| Exercise objective |
Search the entries below. Return every line that has "name" in it.

| Records provided |
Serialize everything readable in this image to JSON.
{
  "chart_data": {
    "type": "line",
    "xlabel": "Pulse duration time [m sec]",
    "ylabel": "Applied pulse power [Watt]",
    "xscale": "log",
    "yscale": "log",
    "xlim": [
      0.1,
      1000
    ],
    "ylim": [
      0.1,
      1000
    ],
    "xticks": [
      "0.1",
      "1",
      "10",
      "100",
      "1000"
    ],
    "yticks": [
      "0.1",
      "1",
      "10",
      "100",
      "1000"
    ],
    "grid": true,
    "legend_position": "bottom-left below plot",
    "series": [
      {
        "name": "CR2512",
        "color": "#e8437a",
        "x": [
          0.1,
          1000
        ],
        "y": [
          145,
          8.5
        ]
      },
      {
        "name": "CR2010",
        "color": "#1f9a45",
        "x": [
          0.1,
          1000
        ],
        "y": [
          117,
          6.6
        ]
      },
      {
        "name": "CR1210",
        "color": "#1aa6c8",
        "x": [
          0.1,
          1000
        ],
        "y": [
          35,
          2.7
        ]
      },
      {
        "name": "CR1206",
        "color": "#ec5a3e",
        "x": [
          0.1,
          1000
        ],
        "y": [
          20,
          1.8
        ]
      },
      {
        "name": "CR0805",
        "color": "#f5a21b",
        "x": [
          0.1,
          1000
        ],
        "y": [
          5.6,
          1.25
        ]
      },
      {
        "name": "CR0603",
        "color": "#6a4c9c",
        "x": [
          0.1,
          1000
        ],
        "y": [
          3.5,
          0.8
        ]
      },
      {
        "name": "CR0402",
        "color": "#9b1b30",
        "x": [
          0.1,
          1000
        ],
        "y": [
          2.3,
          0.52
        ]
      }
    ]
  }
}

| Result of the exercise |
        "name": "CR2512",
        "name": "CR2010",
        "name": "CR1210",
        "name": "CR1206",
        "name": "CR0805",
        "name": "CR0603",
        "name": "CR0402",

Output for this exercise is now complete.